──────── MATERIAL TO PROCESS

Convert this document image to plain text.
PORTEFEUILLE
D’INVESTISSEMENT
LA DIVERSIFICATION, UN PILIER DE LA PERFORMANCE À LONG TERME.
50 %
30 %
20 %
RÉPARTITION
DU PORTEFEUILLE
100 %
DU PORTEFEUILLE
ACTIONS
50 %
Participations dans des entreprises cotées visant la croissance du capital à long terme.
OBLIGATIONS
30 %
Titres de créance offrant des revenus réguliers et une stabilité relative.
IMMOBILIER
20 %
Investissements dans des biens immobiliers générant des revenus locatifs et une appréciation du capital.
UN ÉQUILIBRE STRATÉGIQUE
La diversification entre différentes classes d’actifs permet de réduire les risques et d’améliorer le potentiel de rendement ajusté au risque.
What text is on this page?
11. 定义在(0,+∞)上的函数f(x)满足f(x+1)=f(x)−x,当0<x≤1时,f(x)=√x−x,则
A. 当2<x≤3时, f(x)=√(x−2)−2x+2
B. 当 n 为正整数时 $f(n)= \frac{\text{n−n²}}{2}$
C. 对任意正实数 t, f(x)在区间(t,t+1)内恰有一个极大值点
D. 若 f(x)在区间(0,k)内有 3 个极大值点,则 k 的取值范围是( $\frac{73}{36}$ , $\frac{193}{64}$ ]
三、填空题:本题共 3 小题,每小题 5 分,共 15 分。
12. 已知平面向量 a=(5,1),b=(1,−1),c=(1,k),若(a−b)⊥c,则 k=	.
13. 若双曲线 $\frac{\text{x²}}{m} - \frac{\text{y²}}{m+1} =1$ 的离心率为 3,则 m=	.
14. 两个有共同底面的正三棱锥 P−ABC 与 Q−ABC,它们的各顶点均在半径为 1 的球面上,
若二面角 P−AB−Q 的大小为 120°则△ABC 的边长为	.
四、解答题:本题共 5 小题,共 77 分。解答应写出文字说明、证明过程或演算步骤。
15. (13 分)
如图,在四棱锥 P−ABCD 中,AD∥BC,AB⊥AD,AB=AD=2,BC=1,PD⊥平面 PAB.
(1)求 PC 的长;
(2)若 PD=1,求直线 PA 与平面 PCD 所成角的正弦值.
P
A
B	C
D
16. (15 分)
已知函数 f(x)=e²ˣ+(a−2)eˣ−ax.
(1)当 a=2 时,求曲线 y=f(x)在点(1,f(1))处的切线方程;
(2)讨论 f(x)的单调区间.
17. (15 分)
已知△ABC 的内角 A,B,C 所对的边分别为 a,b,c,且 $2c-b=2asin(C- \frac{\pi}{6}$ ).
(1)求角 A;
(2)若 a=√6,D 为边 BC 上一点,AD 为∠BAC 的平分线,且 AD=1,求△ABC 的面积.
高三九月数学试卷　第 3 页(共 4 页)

────────────────

TASK DETAILS:
Whenever "dans" turns up in a line, pick that line out.

THE OUTPUT:
Participations dans des entreprises cotées visant la croissance du capital à long terme.
Investissements dans des biens immobiliers générant des revenus locatifs et une appréciation du capital.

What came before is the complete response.